Data entries:
— START —

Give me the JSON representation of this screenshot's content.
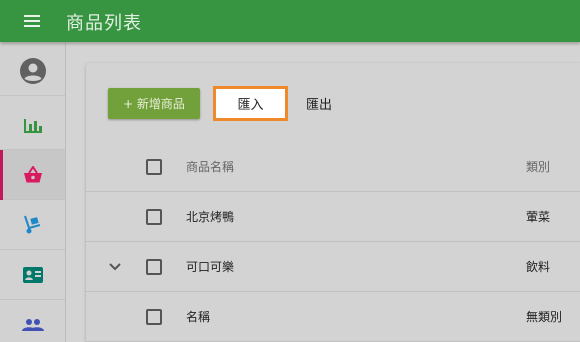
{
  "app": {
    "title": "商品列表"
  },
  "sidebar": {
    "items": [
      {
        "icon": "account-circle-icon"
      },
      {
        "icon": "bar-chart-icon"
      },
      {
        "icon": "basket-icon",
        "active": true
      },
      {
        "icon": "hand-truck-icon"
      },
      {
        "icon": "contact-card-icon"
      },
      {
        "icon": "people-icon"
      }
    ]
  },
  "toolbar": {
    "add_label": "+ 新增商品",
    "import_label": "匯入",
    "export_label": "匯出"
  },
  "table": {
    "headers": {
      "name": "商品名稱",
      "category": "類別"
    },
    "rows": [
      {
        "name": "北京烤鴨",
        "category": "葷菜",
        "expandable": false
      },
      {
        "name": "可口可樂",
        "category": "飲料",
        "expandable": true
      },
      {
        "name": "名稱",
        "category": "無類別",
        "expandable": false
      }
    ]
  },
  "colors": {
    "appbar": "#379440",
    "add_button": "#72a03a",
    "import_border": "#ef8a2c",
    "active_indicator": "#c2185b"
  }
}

— END —
— START —

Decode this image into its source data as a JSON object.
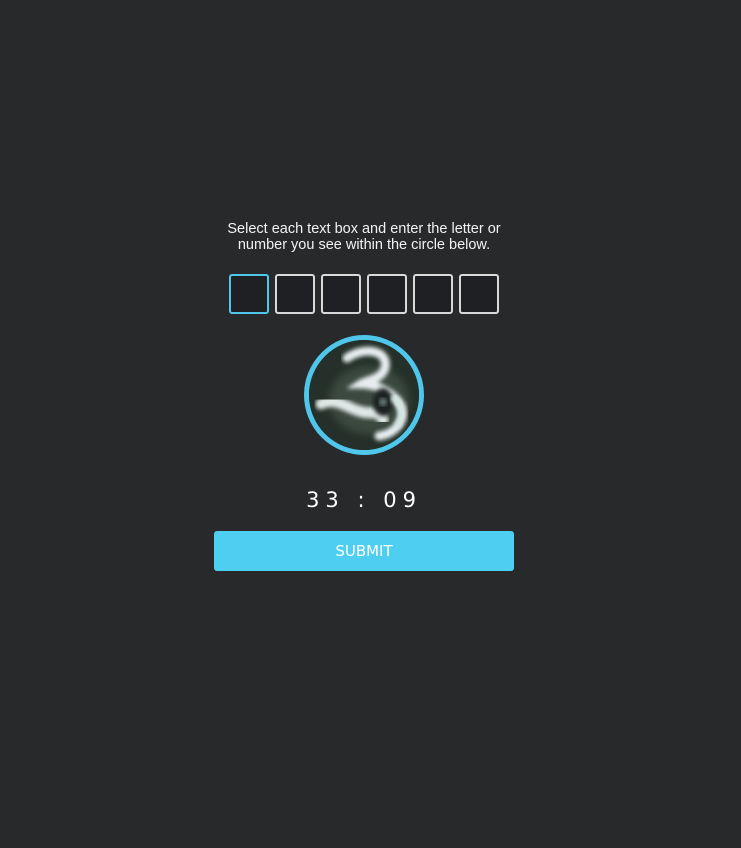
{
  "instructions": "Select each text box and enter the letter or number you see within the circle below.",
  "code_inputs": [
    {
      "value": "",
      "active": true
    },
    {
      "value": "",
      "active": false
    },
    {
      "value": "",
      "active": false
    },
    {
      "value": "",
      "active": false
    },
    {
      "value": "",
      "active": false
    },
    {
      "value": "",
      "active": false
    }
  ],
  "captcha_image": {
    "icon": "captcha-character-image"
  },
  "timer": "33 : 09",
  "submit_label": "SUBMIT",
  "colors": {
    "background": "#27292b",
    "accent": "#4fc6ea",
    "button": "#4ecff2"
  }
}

— END —

Do this: Copy each line of the listing that includes "circle".

Written solution:
        "icon": "account-circle-icon"
  "instructions": "Select each text box and enter the letter or number you see within the circle below.",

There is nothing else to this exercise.